Print out each record below, unaltered and complete, without its images.
=== LISTED RECORDS ===
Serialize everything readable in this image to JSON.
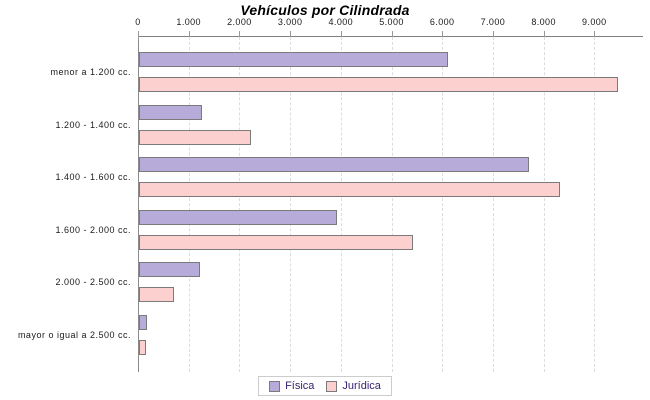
{
  "chart_data": {
    "type": "bar",
    "orientation": "horizontal",
    "title": "Vehículos por Cilindrada",
    "categories": [
      "menor a 1.200 cc.",
      "1.200 - 1.400 cc.",
      "1.400 - 1.600 cc.",
      "1.600 - 2.000 cc.",
      "2.000 - 2.500 cc.",
      "mayor o igual a 2.500 cc."
    ],
    "series": [
      {
        "name": "Física",
        "color": "#b6abd9",
        "values": [
          6100,
          1250,
          7700,
          3900,
          1200,
          150
        ]
      },
      {
        "name": "Jurídica",
        "color": "#fdd0d0",
        "values": [
          9450,
          2200,
          8300,
          5400,
          700,
          130
        ]
      }
    ],
    "xlim": [
      0,
      10000
    ],
    "x_ticks": [
      0,
      1000,
      2000,
      3000,
      4000,
      5000,
      6000,
      7000,
      8000,
      9000
    ],
    "x_tick_labels": [
      "0",
      "1.000",
      "2.000",
      "3.000",
      "4.000",
      "5.000",
      "6.000",
      "7.000",
      "8.000",
      "9.000"
    ],
    "grid": "vertical-dashed",
    "axis_position": "top",
    "legend_position": "bottom"
  },
  "colors": {
    "background": "#ffffff",
    "bar_border": "#7a7a7a",
    "axis_line": "#808080",
    "gridline": "#dcdcdc",
    "label_text": "#1a1a1a",
    "title_text": "#000000",
    "legend_text": "#3b2272",
    "legend_border": "#cccccc"
  }
}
===
*FULL SOLUTION:*
Serialize everything readable in this image to JSON.
{
  "chart_data": {
    "type": "bar",
    "orientation": "horizontal",
    "title": "Vehículos por Cilindrada",
    "categories": [
      "menor a 1.200 cc.",
      "1.200 - 1.400 cc.",
      "1.400 - 1.600 cc.",
      "1.600 - 2.000 cc.",
      "2.000 - 2.500 cc.",
      "mayor o igual a 2.500 cc."
    ],
    "series": [
      {
        "name": "Física",
        "color": "#b6abd9",
        "values": [
          6100,
          1250,
          7700,
          3900,
          1200,
          150
        ]
      },
      {
        "name": "Jurídica",
        "color": "#fdd0d0",
        "values": [
          9450,
          2200,
          8300,
          5400,
          700,
          130
        ]
      }
    ],
    "xlim": [
      0,
      10000
    ],
    "x_ticks": [
      0,
      1000,
      2000,
      3000,
      4000,
      5000,
      6000,
      7000,
      8000,
      9000
    ],
    "x_tick_labels": [
      "0",
      "1.000",
      "2.000",
      "3.000",
      "4.000",
      "5.000",
      "6.000",
      "7.000",
      "8.000",
      "9.000"
    ],
    "grid": "vertical-dashed",
    "axis_position": "top",
    "legend_position": "bottom"
  },
  "colors": {
    "background": "#ffffff",
    "bar_border": "#7a7a7a",
    "axis_line": "#808080",
    "gridline": "#dcdcdc",
    "label_text": "#1a1a1a",
    "title_text": "#000000",
    "legend_text": "#3b2272",
    "legend_border": "#cccccc"
  }
}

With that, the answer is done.